• **Problem to work on**: From the entries below, copy every line holding the word "Community".

(Part of a data file)
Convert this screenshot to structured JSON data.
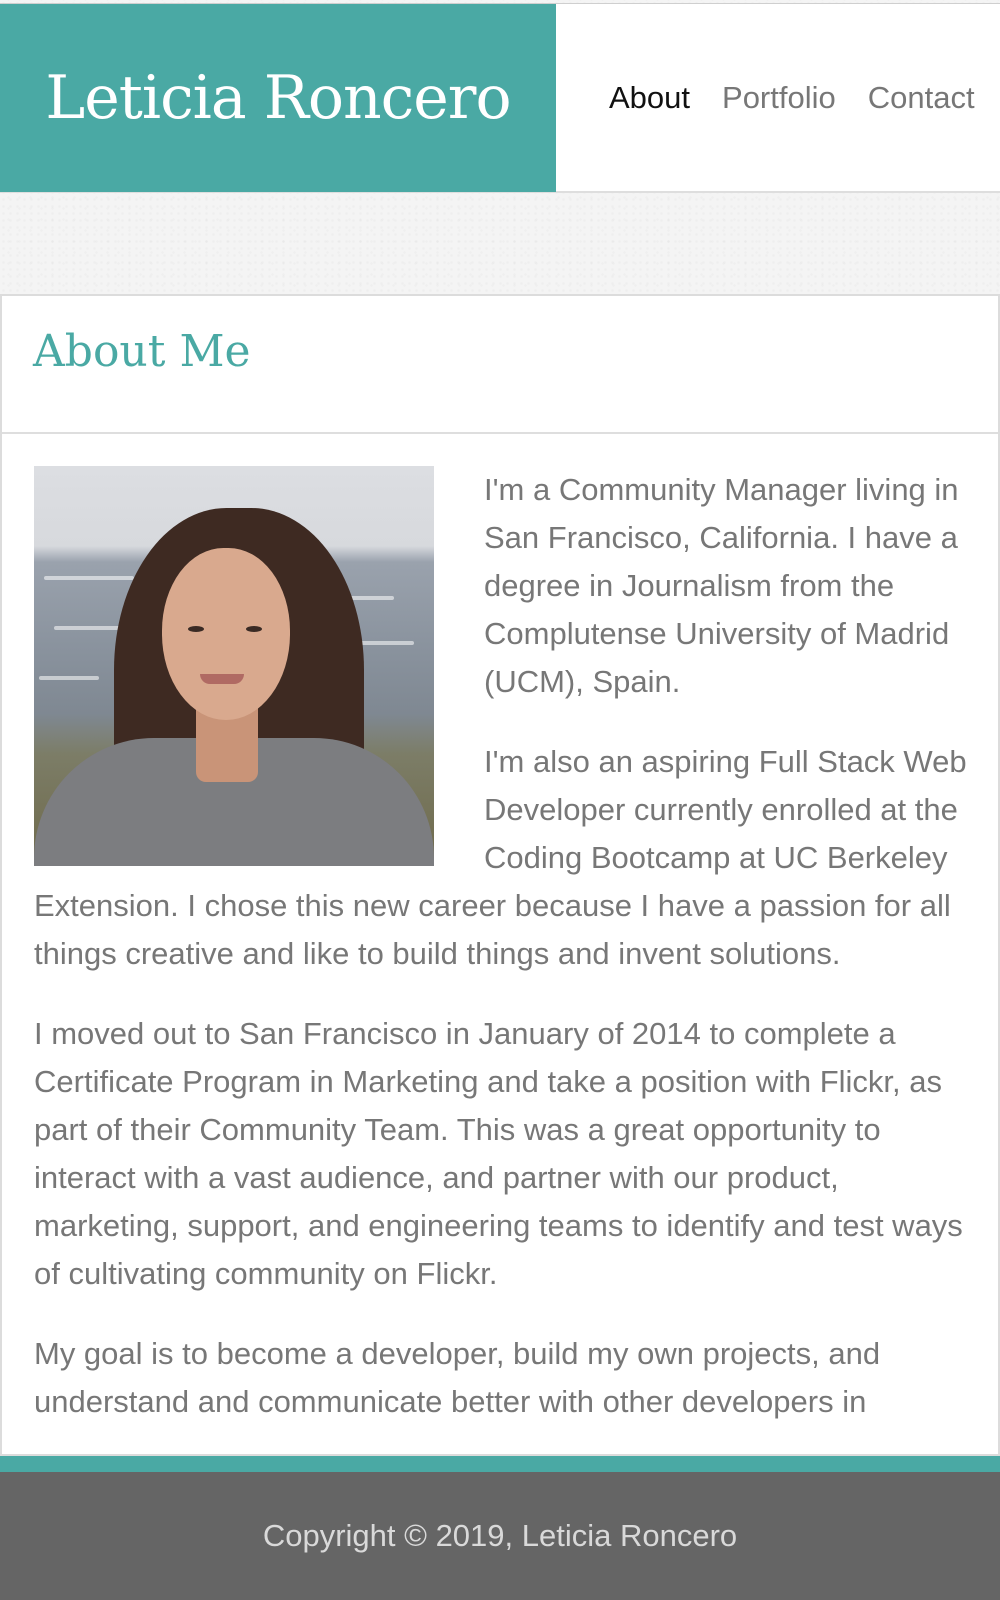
{
  "header": {
    "brand": "Leticia Roncero",
    "nav": [
      {
        "label": "About",
        "active": true
      },
      {
        "label": "Portfolio",
        "active": false
      },
      {
        "label": "Contact",
        "active": false
      }
    ]
  },
  "colors": {
    "accent": "#4aa9a4",
    "footer_bg": "#656565",
    "body_text": "#777777"
  },
  "about": {
    "title": "About Me",
    "paragraphs": [
      "I'm a Community Manager living in San Francisco, California. I have a degree in Journalism from the Complutense University of Madrid (UCM), Spain.",
      "I'm also an aspiring Full Stack Web Developer currently enrolled at the Coding Bootcamp at UC Berkeley Extension. I chose this new career because I have a passion for all things creative and like to build things and invent solutions.",
      "I moved out to San Francisco in January of 2014 to complete a Certificate Program in Marketing and take a position with Flickr, as part of their Community Team. This was a great opportunity to interact with a vast audience, and partner with our product, marketing, support, and engineering teams to identify and test ways of cultivating community on Flickr.",
      "My goal is to become a developer, build my own projects, and understand and communicate better with other developers in"
    ]
  },
  "footer": {
    "copyright": "Copyright © 2019, Leticia Roncero"
  }
}
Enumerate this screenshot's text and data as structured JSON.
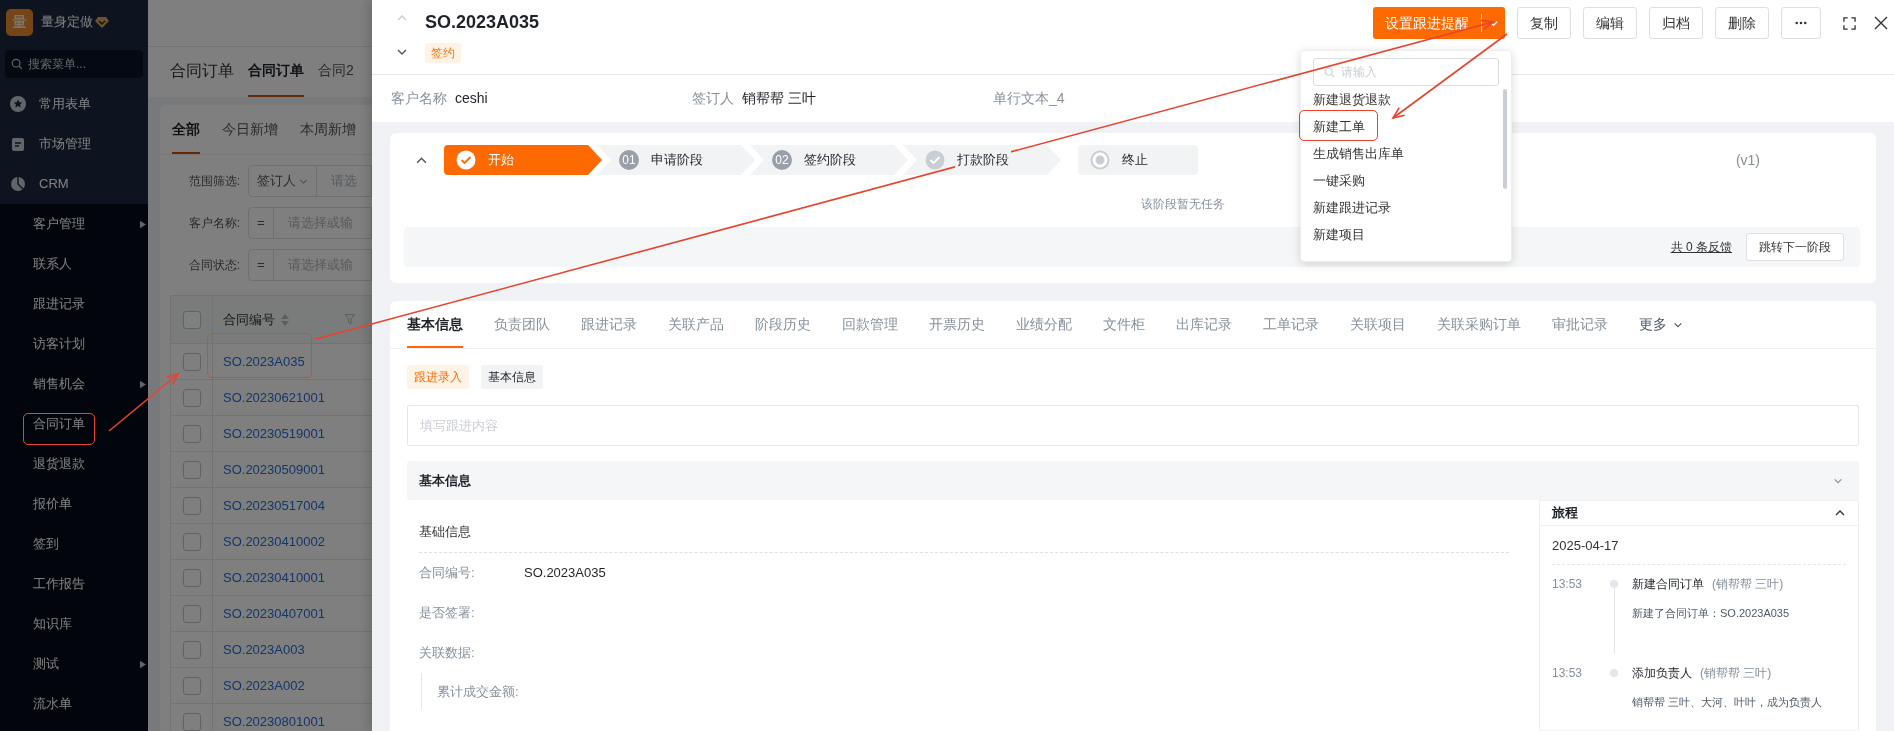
{
  "sidebar": {
    "logo_char": "量",
    "brand": "量身定做",
    "search_placeholder": "搜索菜单...",
    "groups": [
      {
        "label": "常用表单"
      },
      {
        "label": "市场管理"
      },
      {
        "label": "CRM"
      }
    ],
    "items": [
      {
        "label": "客户管理",
        "has_submenu": true
      },
      {
        "label": "联系人",
        "has_submenu": false
      },
      {
        "label": "跟进记录",
        "has_submenu": false
      },
      {
        "label": "访客计划",
        "has_submenu": false
      },
      {
        "label": "销售机会",
        "has_submenu": true
      },
      {
        "label": "合同订单",
        "has_submenu": false
      },
      {
        "label": "退货退款",
        "has_submenu": false
      },
      {
        "label": "报价单",
        "has_submenu": false
      },
      {
        "label": "签到",
        "has_submenu": false
      },
      {
        "label": "工作报告",
        "has_submenu": false
      },
      {
        "label": "知识库",
        "has_submenu": false
      },
      {
        "label": "测试",
        "has_submenu": true
      },
      {
        "label": "流水单",
        "has_submenu": false
      }
    ]
  },
  "list_page": {
    "title": "合同订单",
    "tabs": [
      {
        "label": "合同订单",
        "selected": true
      },
      {
        "label": "合同2",
        "selected": false
      }
    ],
    "views": [
      {
        "label": "全部",
        "selected": true
      },
      {
        "label": "今日新增",
        "selected": false
      },
      {
        "label": "本周新增",
        "selected": false
      }
    ],
    "filters": [
      {
        "label": "范围筛选:",
        "operator": "签订人",
        "placeholder": "请选"
      },
      {
        "label": "客户名称:",
        "operator": "=",
        "placeholder": "请选择或输"
      },
      {
        "label": "合同状态:",
        "operator": "=",
        "placeholder": "请选择或输"
      }
    ],
    "select_all_checked": false,
    "column": "合同编号",
    "rows": [
      {
        "number": "SO.2023A035",
        "checked": false
      },
      {
        "number": "SO.20230621001",
        "checked": false
      },
      {
        "number": "SO.20230519001",
        "checked": false
      },
      {
        "number": "SO.20230509001",
        "checked": false
      },
      {
        "number": "SO.20230517004",
        "checked": false
      },
      {
        "number": "SO.20230410002",
        "checked": false
      },
      {
        "number": "SO.20230410001",
        "checked": false
      },
      {
        "number": "SO.20230407001",
        "checked": false
      },
      {
        "number": "SO.2023A003",
        "checked": false
      },
      {
        "number": "SO.2023A002",
        "checked": false
      },
      {
        "number": "SO.20230801001",
        "checked": false
      }
    ]
  },
  "detail": {
    "title": "SO.2023A035",
    "status_tag": "签约",
    "primary_action": "设置跟进提醒",
    "buttons": [
      "复制",
      "编辑",
      "归档",
      "删除"
    ],
    "fields": [
      {
        "label": "客户名称",
        "value": "ceshi"
      },
      {
        "label": "签订人",
        "value": "销帮帮 三叶"
      },
      {
        "label": "单行文本_4"
      }
    ],
    "stages": [
      {
        "kind": "start",
        "label": "开始",
        "selected": true
      },
      {
        "kind": "numbered",
        "number": "01",
        "label": "申请阶段",
        "selected": false
      },
      {
        "kind": "numbered",
        "number": "02",
        "label": "签约阶段",
        "selected": false
      },
      {
        "kind": "check",
        "label": "打款阶段",
        "selected": false
      },
      {
        "kind": "end",
        "label": "终止",
        "selected": false
      }
    ],
    "version": "(v1)",
    "empty_text": "该阶段暂无任务",
    "feedback_link": "共 0 条反馈",
    "next_stage_button": "跳转下一阶段",
    "tabs": [
      {
        "label": "基本信息",
        "selected": true
      },
      {
        "label": "负责团队",
        "selected": false
      },
      {
        "label": "跟进记录",
        "selected": false
      },
      {
        "label": "关联产品",
        "selected": false
      },
      {
        "label": "阶段历史",
        "selected": false
      },
      {
        "label": "回款管理",
        "selected": false
      },
      {
        "label": "开票历史",
        "selected": false
      },
      {
        "label": "业绩分配",
        "selected": false
      },
      {
        "label": "文件柜",
        "selected": false
      },
      {
        "label": "出库记录",
        "selected": false
      },
      {
        "label": "工单记录",
        "selected": false
      },
      {
        "label": "关联项目",
        "selected": false
      },
      {
        "label": "关联采购订单",
        "selected": false
      },
      {
        "label": "审批记录",
        "selected": false
      }
    ],
    "more_tab": "更多",
    "sub_tabs": [
      {
        "label": "跟进录入",
        "selected": true
      },
      {
        "label": "基本信息",
        "selected": false
      }
    ],
    "followup_input": {
      "placeholder": "填写跟进内容"
    },
    "section_title": "基本信息",
    "group_title": "基础信息",
    "form_fields": [
      {
        "label": "合同编号:",
        "value": "SO.2023A035"
      },
      {
        "label": "是否签署:"
      },
      {
        "label": "关联数据:"
      }
    ],
    "nested_field": {
      "label": "累计成交金额:"
    },
    "journey": {
      "title": "旅程",
      "date": "2025-04-17",
      "events": [
        {
          "time": "13:53",
          "title": "新建合同订单",
          "actor": "(销帮帮 三叶)",
          "detail": "新建了合同订单：SO.2023A035"
        },
        {
          "time": "13:53",
          "title": "添加负责人",
          "actor": "(销帮帮 三叶)",
          "detail": "销帮帮 三叶、大河、叶叶，成为负责人"
        }
      ]
    }
  },
  "dropdown": {
    "search_placeholder": "请输入",
    "items": [
      "新建退货退款",
      "新建工单",
      "生成销售出库单",
      "一键采购",
      "新建跟进记录",
      "新建项目"
    ]
  }
}
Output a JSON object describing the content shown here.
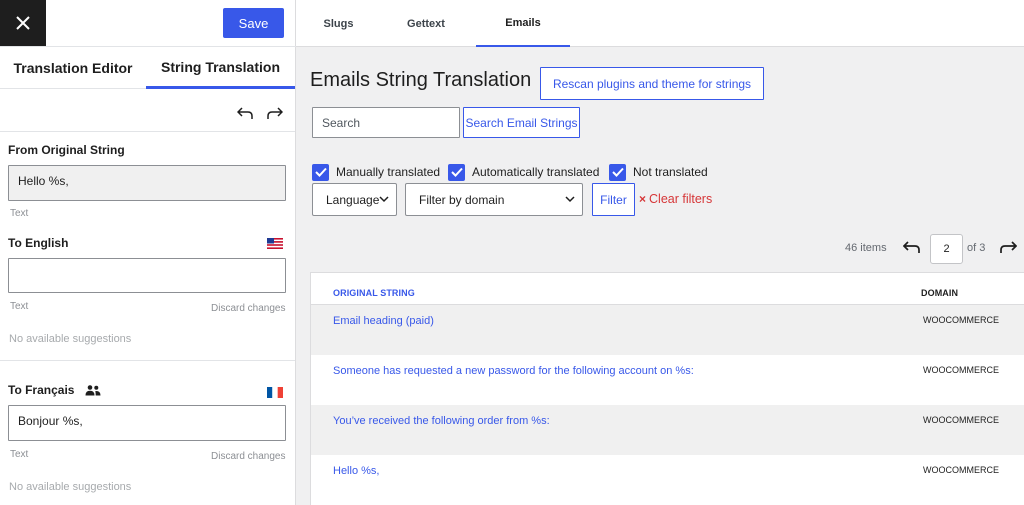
{
  "header": {
    "save_label": "Save"
  },
  "left_tabs": [
    {
      "label": "Translation Editor"
    },
    {
      "label": "String Translation",
      "active": true
    }
  ],
  "original": {
    "heading": "From Original String",
    "value": "Hello %s,",
    "type_label": "Text"
  },
  "english": {
    "heading": "To English",
    "value": "",
    "type_label": "Text",
    "discard_label": "Discard changes",
    "suggestions": "No available suggestions",
    "flag": "us-flag-icon"
  },
  "francais": {
    "heading": "To Français",
    "value": "Bonjour %s,",
    "type_label": "Text",
    "discard_label": "Discard changes",
    "suggestions": "No available suggestions",
    "flag": "fr-flag-icon"
  },
  "top_tabs": [
    {
      "label": "Slugs"
    },
    {
      "label": "Gettext"
    },
    {
      "label": "Emails",
      "active": true
    }
  ],
  "main": {
    "title": "Emails String Translation",
    "rescan_label": "Rescan plugins and theme for strings",
    "search_placeholder": "Search",
    "search_button": "Search Email Strings",
    "checkboxes": [
      {
        "label": "Manually translated",
        "checked": true
      },
      {
        "label": "Automatically translated",
        "checked": true
      },
      {
        "label": "Not translated",
        "checked": true
      }
    ],
    "language_select": "Language",
    "domain_select": "Filter by domain",
    "filter_button": "Filter",
    "clear_filters": "Clear filters",
    "clear_icon": "×"
  },
  "pagination": {
    "items": "46 items",
    "current_page": "2",
    "of_text": "of 3"
  },
  "table": {
    "col_original": "ORIGINAL STRING",
    "col_domain": "DOMAIN",
    "rows": [
      {
        "original": "Email heading (paid)",
        "domain": "WOOCOMMERCE"
      },
      {
        "original": "Someone has requested a new password for the following account on %s:",
        "domain": "WOOCOMMERCE"
      },
      {
        "original": "You’ve received the following order from %s:",
        "domain": "WOOCOMMERCE"
      },
      {
        "original": "Hello %s,",
        "domain": "WOOCOMMERCE"
      }
    ]
  },
  "colors": {
    "accent": "#3858e9",
    "danger": "#d63638",
    "dark": "#1e1e1e"
  }
}
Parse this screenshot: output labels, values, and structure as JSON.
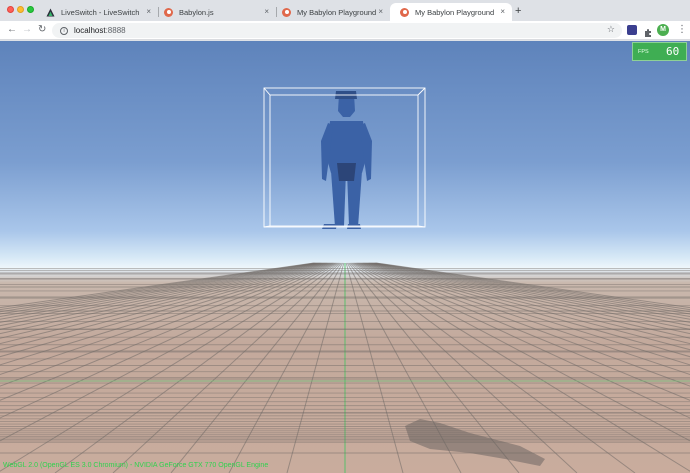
{
  "window": {
    "tabs": [
      {
        "label": "LiveSwitch - LiveSwitch",
        "favicon": "liveswitch-icon"
      },
      {
        "label": "Babylon.js",
        "favicon": "babylon-icon"
      },
      {
        "label": "My Babylon Playground",
        "favicon": "babylon-icon"
      },
      {
        "label": "My Babylon Playground",
        "favicon": "babylon-icon",
        "active": true
      }
    ],
    "close_glyph": "×",
    "new_tab_glyph": "+"
  },
  "toolbar": {
    "url_host": "localhost",
    "url_port": ":8888",
    "avatar_letter": "M"
  },
  "scene": {
    "fps_label": "FPS",
    "fps_value": "60",
    "engine_info": "WebGL 2.0 (OpenGL ES 3.0 Chromium) - NVIDIA GeForce GTX 770 OpenGL Engine",
    "colors": {
      "sky_top": "#5e83bb",
      "horizon": "#eef6fb",
      "ground": "#c6ab9d",
      "grid_line": "#706a66",
      "axis_line": "#56c06a",
      "character": "#3b62a6",
      "bounding_box": "#ffffff",
      "fps_panel": "#3fae53",
      "info_text": "#2fd24e"
    }
  }
}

• **Answer to the problem**:
      "I'm a Community Manager living in San Francisco, California. I have a degree in Journalism from the Complutense University of Madrid (UCM), Spain.",
      "I moved out to San Francisco in January of 2014 to complete a Certificate Program in Marketing and take a position with Flickr, as part of their Community Team. This was a great opportunity to interact with a vast audience, and partner with our product, marketing, support, and engineering teams to identify and test ways of cultivating community on Flickr.",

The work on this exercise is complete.